[Layout records]
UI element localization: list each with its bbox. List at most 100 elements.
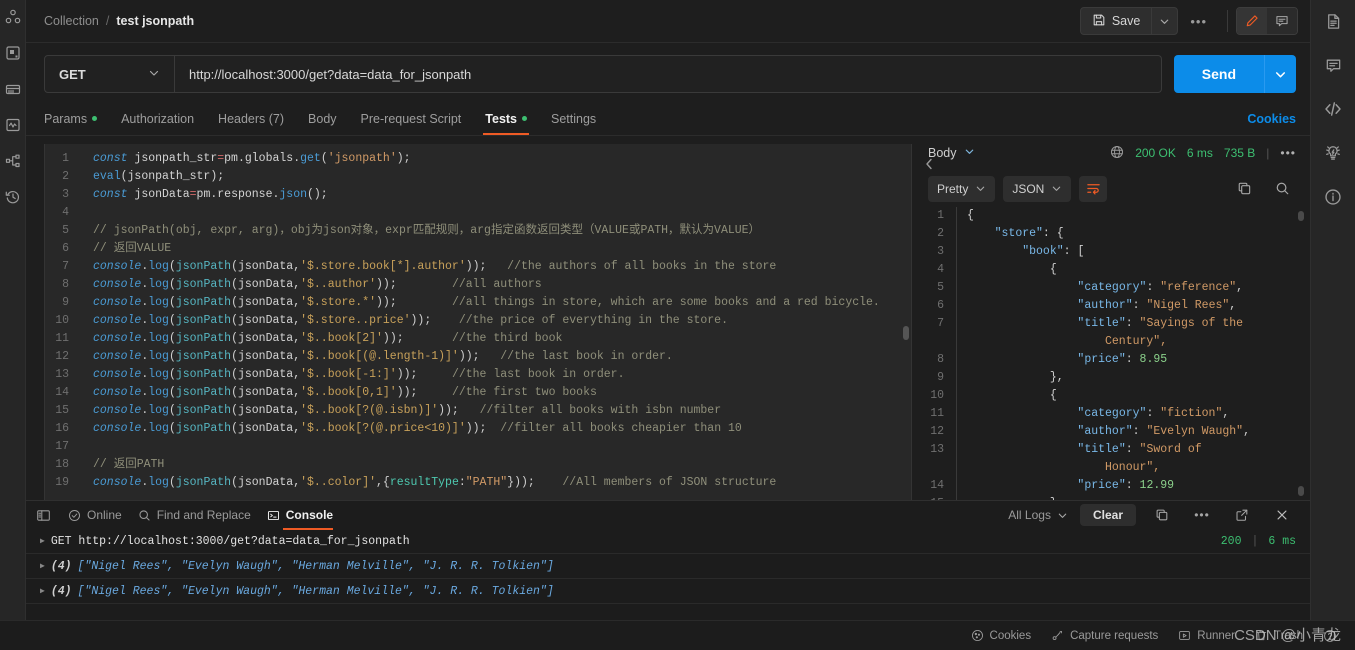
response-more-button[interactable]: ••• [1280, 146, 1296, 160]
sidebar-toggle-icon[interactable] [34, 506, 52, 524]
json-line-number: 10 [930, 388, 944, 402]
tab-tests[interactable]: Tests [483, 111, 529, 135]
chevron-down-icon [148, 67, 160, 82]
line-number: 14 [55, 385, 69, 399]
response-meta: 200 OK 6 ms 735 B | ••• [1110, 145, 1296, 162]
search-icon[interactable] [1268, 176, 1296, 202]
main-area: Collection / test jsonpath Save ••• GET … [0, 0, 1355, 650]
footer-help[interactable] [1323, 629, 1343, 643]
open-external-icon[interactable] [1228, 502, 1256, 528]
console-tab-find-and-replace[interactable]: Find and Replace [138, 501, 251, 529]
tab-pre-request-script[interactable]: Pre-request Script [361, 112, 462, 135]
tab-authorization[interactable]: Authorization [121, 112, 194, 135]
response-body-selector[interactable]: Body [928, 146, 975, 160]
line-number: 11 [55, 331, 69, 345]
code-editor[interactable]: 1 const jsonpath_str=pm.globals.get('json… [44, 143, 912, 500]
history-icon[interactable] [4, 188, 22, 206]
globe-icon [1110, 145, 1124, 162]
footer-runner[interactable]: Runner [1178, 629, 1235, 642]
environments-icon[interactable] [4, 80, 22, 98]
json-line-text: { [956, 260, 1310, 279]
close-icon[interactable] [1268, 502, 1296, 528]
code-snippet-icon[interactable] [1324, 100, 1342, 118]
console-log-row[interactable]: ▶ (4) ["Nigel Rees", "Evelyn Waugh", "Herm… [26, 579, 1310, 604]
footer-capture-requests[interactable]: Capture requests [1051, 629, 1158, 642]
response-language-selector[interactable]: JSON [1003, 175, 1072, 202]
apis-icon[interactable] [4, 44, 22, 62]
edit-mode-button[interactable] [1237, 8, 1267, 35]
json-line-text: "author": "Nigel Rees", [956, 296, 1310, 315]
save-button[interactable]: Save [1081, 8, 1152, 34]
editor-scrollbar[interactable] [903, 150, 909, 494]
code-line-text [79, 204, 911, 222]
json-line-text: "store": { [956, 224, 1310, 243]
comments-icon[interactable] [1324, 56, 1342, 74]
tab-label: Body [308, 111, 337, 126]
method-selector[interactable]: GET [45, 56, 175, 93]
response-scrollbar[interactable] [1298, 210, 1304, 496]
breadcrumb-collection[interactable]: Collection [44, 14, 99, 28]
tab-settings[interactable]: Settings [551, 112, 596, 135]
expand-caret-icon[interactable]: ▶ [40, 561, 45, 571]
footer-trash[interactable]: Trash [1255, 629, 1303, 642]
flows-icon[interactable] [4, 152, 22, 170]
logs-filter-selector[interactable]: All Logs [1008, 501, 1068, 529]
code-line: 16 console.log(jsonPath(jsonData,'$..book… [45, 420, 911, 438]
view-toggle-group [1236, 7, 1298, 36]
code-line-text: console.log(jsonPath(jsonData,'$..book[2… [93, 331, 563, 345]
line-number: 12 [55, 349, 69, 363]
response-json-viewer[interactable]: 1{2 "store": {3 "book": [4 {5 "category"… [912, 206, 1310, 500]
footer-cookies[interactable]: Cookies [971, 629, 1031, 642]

Stated task ▸ Revise the data above by changing every "json-line-text" to "json-row-text" and keeping everything else the same. Omit the pictures from your answer.

Full solution ▸
UI element localization: list each with its bbox. List at most 100 elements.
response-more-button[interactable]: ••• [1280, 146, 1296, 160]
sidebar-toggle-icon[interactable] [34, 506, 52, 524]
json-line-number: 10 [930, 388, 944, 402]
tab-tests[interactable]: Tests [483, 111, 529, 135]
chevron-down-icon [148, 67, 160, 82]
line-number: 14 [55, 385, 69, 399]
response-meta: 200 OK 6 ms 735 B | ••• [1110, 145, 1296, 162]
search-icon[interactable] [1268, 176, 1296, 202]
main-area: Collection / test jsonpath Save ••• GET … [0, 0, 1355, 650]
footer-help[interactable] [1323, 629, 1343, 643]
open-external-icon[interactable] [1228, 502, 1256, 528]
console-tab-find-and-replace[interactable]: Find and Replace [138, 501, 251, 529]
tab-pre-request-script[interactable]: Pre-request Script [361, 112, 462, 135]
tab-authorization[interactable]: Authorization [121, 112, 194, 135]
response-body-selector[interactable]: Body [928, 146, 975, 160]
line-number: 11 [55, 331, 69, 345]
code-editor[interactable]: 1 const jsonpath_str=pm.globals.get('json… [44, 143, 912, 500]
history-icon[interactable] [4, 188, 22, 206]
globe-icon [1110, 145, 1124, 162]
footer-runner[interactable]: Runner [1178, 629, 1235, 642]
environments-icon[interactable] [4, 80, 22, 98]
json-row-text: { [956, 260, 1310, 279]
close-icon[interactable] [1268, 502, 1296, 528]
code-snippet-icon[interactable] [1324, 100, 1342, 118]
console-log-row[interactable]: ▶ (4) ["Nigel Rees", "Evelyn Waugh", "Herm… [26, 579, 1310, 604]
footer-capture-requests[interactable]: Capture requests [1051, 629, 1158, 642]
response-language-selector[interactable]: JSON [1003, 175, 1072, 202]
apis-icon[interactable] [4, 44, 22, 62]
edit-mode-button[interactable] [1237, 8, 1267, 35]
json-row-text: "author": "Nigel Rees", [956, 296, 1310, 315]
save-button[interactable]: Save [1081, 8, 1152, 34]
editor-scrollbar[interactable] [903, 150, 909, 494]
code-line-text [79, 204, 911, 222]
json-row-text: "store": { [956, 224, 1310, 243]
comments-icon[interactable] [1324, 56, 1342, 74]
tab-label: Body [308, 111, 337, 126]
method-selector[interactable]: GET [45, 56, 175, 93]
response-scrollbar[interactable] [1298, 210, 1304, 496]
breadcrumb-collection[interactable]: Collection [44, 14, 99, 28]
tab-settings[interactable]: Settings [551, 112, 596, 135]
expand-caret-icon[interactable]: ▶ [40, 561, 45, 571]
footer-trash[interactable]: Trash [1255, 629, 1303, 642]
flows-icon[interactable] [4, 152, 22, 170]
logs-filter-selector[interactable]: All Logs [1008, 501, 1068, 529]
code-line: 16 console.log(jsonPath(jsonData,'$..book… [45, 420, 911, 438]
view-toggle-group [1236, 7, 1298, 36]
code-line-text: console.log(jsonPath(jsonData,'$..book[2… [93, 331, 563, 345]
line-number: 12 [55, 349, 69, 363]
response-json-viewer[interactable]: 1{2 "store": {3 "book": [4 {5 "category"… [912, 206, 1310, 500]
footer-cookies[interactable]: Cookies [971, 629, 1031, 642]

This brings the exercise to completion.